_EXERCISE GOAL_: Copy out each line of the data that holds the word "verified".

::::

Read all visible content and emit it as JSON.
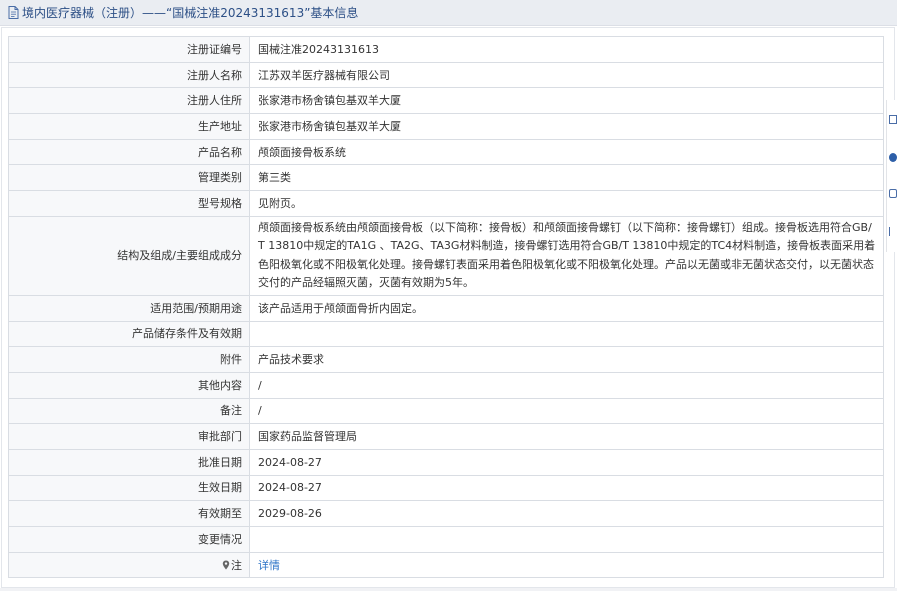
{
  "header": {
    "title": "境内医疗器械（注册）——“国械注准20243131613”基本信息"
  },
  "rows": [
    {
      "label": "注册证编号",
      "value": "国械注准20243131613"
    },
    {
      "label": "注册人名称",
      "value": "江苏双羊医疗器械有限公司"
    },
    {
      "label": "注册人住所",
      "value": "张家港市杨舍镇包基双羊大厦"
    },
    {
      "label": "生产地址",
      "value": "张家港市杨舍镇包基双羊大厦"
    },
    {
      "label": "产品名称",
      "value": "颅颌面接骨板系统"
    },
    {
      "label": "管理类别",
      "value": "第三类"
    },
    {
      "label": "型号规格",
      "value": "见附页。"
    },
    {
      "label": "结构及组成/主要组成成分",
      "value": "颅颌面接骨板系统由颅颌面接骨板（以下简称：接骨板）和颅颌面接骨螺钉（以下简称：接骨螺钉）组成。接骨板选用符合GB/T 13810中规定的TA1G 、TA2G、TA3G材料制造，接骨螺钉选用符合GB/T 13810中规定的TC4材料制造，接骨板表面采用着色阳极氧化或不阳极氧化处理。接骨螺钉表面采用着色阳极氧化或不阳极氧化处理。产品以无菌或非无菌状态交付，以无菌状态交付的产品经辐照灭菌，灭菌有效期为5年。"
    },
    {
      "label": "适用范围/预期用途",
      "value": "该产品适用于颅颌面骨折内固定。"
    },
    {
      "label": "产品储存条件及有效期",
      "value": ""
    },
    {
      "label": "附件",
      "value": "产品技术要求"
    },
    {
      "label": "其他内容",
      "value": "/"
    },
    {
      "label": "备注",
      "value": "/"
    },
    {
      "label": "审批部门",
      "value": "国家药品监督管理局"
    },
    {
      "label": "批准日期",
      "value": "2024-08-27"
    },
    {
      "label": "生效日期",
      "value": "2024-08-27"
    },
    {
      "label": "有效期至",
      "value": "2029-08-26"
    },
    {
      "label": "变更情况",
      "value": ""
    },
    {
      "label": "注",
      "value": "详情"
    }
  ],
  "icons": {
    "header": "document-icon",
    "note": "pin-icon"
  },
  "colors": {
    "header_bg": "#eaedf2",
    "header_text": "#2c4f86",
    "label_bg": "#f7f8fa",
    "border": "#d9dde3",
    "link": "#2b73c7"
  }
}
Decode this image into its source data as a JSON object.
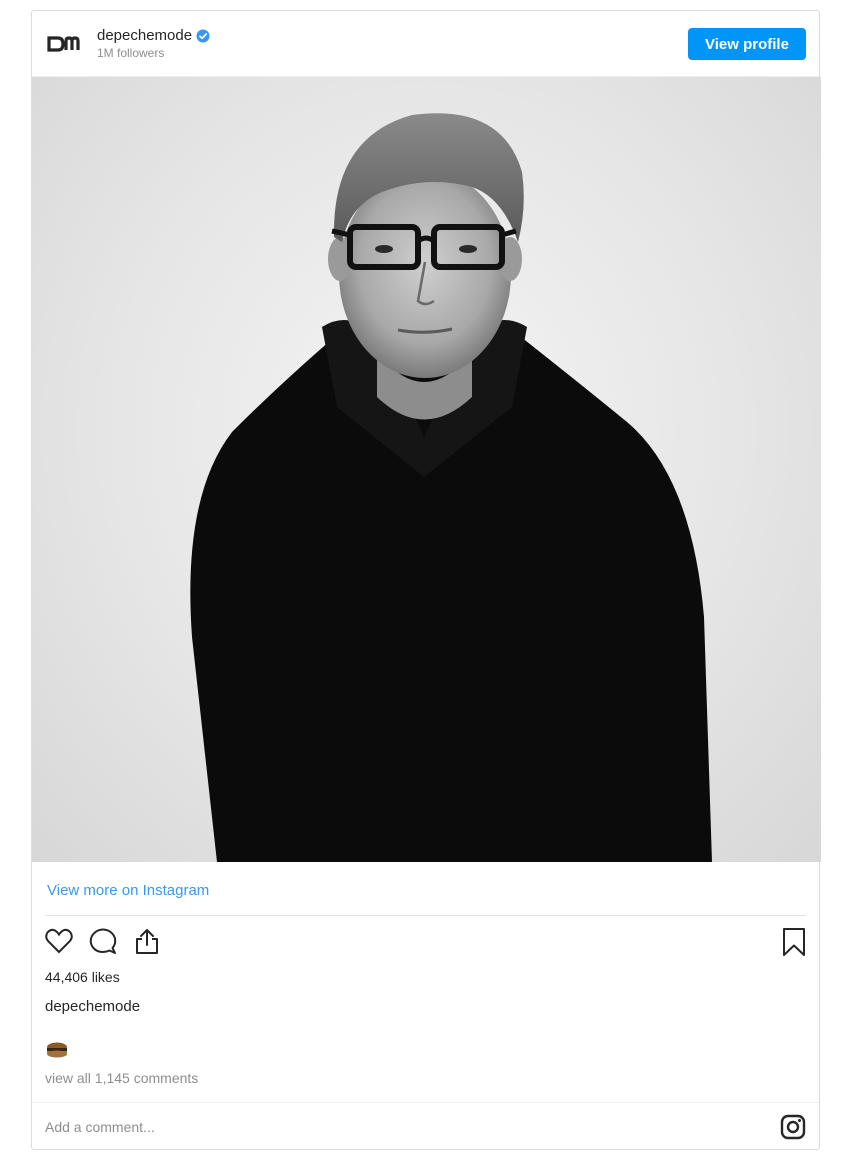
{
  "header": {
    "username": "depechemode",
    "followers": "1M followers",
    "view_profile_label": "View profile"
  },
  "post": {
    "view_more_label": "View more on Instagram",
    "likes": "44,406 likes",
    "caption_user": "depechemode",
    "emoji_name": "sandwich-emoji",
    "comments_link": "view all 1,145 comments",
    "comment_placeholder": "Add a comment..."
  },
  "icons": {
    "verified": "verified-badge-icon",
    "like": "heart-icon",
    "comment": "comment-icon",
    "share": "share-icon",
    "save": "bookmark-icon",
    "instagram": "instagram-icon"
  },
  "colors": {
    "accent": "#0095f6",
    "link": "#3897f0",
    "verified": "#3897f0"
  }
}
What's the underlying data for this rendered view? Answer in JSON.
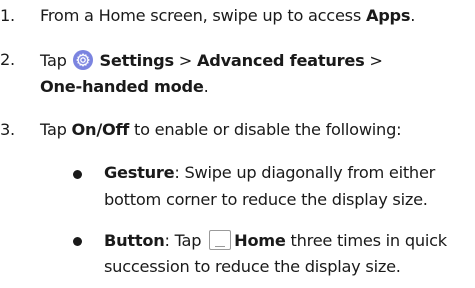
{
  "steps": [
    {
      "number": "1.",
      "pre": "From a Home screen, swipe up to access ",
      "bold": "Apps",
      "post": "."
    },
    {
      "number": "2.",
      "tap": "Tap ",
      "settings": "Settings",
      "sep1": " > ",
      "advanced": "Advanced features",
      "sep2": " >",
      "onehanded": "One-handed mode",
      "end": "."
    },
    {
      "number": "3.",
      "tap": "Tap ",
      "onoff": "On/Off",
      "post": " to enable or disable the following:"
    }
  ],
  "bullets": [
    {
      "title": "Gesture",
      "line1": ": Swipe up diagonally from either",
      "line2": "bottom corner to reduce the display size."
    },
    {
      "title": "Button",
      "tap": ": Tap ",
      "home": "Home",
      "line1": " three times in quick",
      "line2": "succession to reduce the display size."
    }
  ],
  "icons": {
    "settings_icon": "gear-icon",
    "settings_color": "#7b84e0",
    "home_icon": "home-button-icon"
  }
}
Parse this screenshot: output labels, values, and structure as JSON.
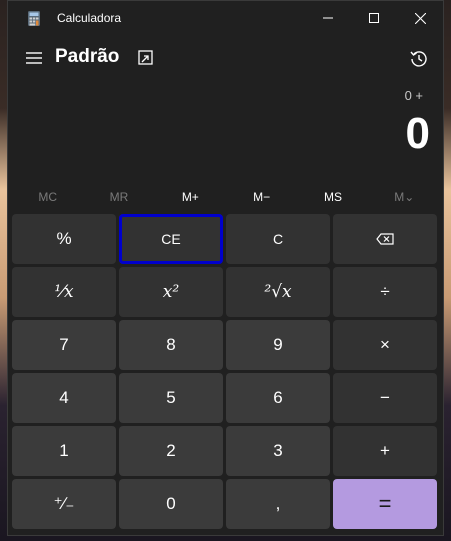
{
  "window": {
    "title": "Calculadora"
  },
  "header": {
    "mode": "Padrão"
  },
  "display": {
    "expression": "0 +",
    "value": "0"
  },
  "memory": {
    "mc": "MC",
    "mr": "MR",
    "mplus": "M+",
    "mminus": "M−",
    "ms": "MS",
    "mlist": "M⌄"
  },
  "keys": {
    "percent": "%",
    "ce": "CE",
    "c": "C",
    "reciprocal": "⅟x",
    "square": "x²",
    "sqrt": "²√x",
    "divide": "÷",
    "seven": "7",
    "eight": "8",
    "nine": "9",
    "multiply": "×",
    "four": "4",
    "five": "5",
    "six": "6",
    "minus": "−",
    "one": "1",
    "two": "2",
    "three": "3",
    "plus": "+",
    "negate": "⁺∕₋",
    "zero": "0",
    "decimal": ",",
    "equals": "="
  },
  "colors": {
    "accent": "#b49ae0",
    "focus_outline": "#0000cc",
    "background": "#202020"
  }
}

::::

_RESPONSE TO THIS TASK_:
    "verified": "verified-badge-icon",
    "verified": "#3897f0"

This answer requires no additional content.